## Directive
Copy all of the material word for word, except for the pictures.

## Records for this exercise

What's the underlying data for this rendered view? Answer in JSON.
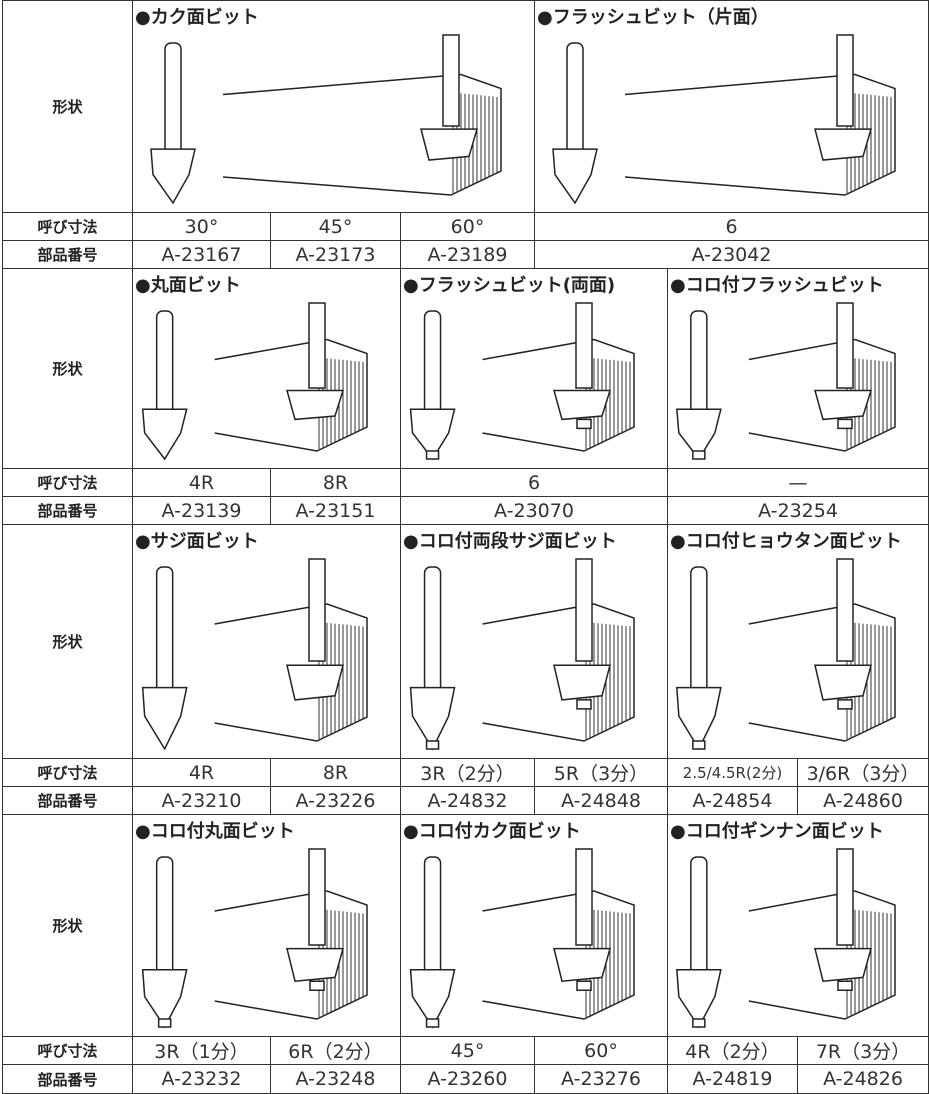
{
  "row_labels": {
    "shape": "形状",
    "size": "呼び寸法",
    "part": "部品番号"
  },
  "sections": [
    {
      "groups": [
        {
          "title": "●カク面ビット",
          "sizes": [
            "30°",
            "45°",
            "60°"
          ],
          "part_numbers": [
            "A-23167",
            "A-23173",
            "A-23189"
          ]
        },
        {
          "title": "●フラッシュビット（片面）",
          "sizes": [
            "6"
          ],
          "part_numbers": [
            "A-23042"
          ]
        }
      ]
    },
    {
      "groups": [
        {
          "title": "●丸面ビット",
          "sizes": [
            "4R",
            "8R"
          ],
          "part_numbers": [
            "A-23139",
            "A-23151"
          ]
        },
        {
          "title": "●フラッシュビット(両面)",
          "sizes": [
            "6"
          ],
          "part_numbers": [
            "A-23070"
          ]
        },
        {
          "title": "●コロ付フラッシュビット",
          "sizes": [
            "—"
          ],
          "part_numbers": [
            "A-23254"
          ]
        }
      ]
    },
    {
      "groups": [
        {
          "title": "●サジ面ビット",
          "sizes": [
            "4R",
            "8R"
          ],
          "part_numbers": [
            "A-23210",
            "A-23226"
          ]
        },
        {
          "title": "●コロ付両段サジ面ビット",
          "sizes": [
            "3R（2分）",
            "5R（3分）"
          ],
          "part_numbers": [
            "A-24832",
            "A-24848"
          ]
        },
        {
          "title": "●コロ付ヒョウタン面ビット",
          "sizes": [
            "2.5/4.5R(2分)",
            "3/6R（3分）"
          ],
          "part_numbers": [
            "A-24854",
            "A-24860"
          ]
        }
      ]
    },
    {
      "groups": [
        {
          "title": "●コロ付丸面ビット",
          "sizes": [
            "3R（1分）",
            "6R（2分）"
          ],
          "part_numbers": [
            "A-23232",
            "A-23248"
          ]
        },
        {
          "title": "●コロ付カク面ビット",
          "sizes": [
            "45°",
            "60°"
          ],
          "part_numbers": [
            "A-23260",
            "A-23276"
          ]
        },
        {
          "title": "●コロ付ギンナン面ビット",
          "sizes": [
            "4R（2分）",
            "7R（3分）"
          ],
          "part_numbers": [
            "A-24819",
            "A-24826"
          ]
        }
      ]
    }
  ]
}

## Response
What's the underlying data for this rendered view? Answer in JSON.
{
  "row_labels": {
    "shape": "形状",
    "size": "呼び寸法",
    "part": "部品番号"
  },
  "sections": [
    {
      "groups": [
        {
          "title": "●カク面ビット",
          "sizes": [
            "30°",
            "45°",
            "60°"
          ],
          "part_numbers": [
            "A-23167",
            "A-23173",
            "A-23189"
          ]
        },
        {
          "title": "●フラッシュビット（片面）",
          "sizes": [
            "6"
          ],
          "part_numbers": [
            "A-23042"
          ]
        }
      ]
    },
    {
      "groups": [
        {
          "title": "●丸面ビット",
          "sizes": [
            "4R",
            "8R"
          ],
          "part_numbers": [
            "A-23139",
            "A-23151"
          ]
        },
        {
          "title": "●フラッシュビット(両面)",
          "sizes": [
            "6"
          ],
          "part_numbers": [
            "A-23070"
          ]
        },
        {
          "title": "●コロ付フラッシュビット",
          "sizes": [
            "—"
          ],
          "part_numbers": [
            "A-23254"
          ]
        }
      ]
    },
    {
      "groups": [
        {
          "title": "●サジ面ビット",
          "sizes": [
            "4R",
            "8R"
          ],
          "part_numbers": [
            "A-23210",
            "A-23226"
          ]
        },
        {
          "title": "●コロ付両段サジ面ビット",
          "sizes": [
            "3R（2分）",
            "5R（3分）"
          ],
          "part_numbers": [
            "A-24832",
            "A-24848"
          ]
        },
        {
          "title": "●コロ付ヒョウタン面ビット",
          "sizes": [
            "2.5/4.5R(2分)",
            "3/6R（3分）"
          ],
          "part_numbers": [
            "A-24854",
            "A-24860"
          ]
        }
      ]
    },
    {
      "groups": [
        {
          "title": "●コロ付丸面ビット",
          "sizes": [
            "3R（1分）",
            "6R（2分）"
          ],
          "part_numbers": [
            "A-23232",
            "A-23248"
          ]
        },
        {
          "title": "●コロ付カク面ビット",
          "sizes": [
            "45°",
            "60°"
          ],
          "part_numbers": [
            "A-23260",
            "A-23276"
          ]
        },
        {
          "title": "●コロ付ギンナン面ビット",
          "sizes": [
            "4R（2分）",
            "7R（3分）"
          ],
          "part_numbers": [
            "A-24819",
            "A-24826"
          ]
        }
      ]
    }
  ]
}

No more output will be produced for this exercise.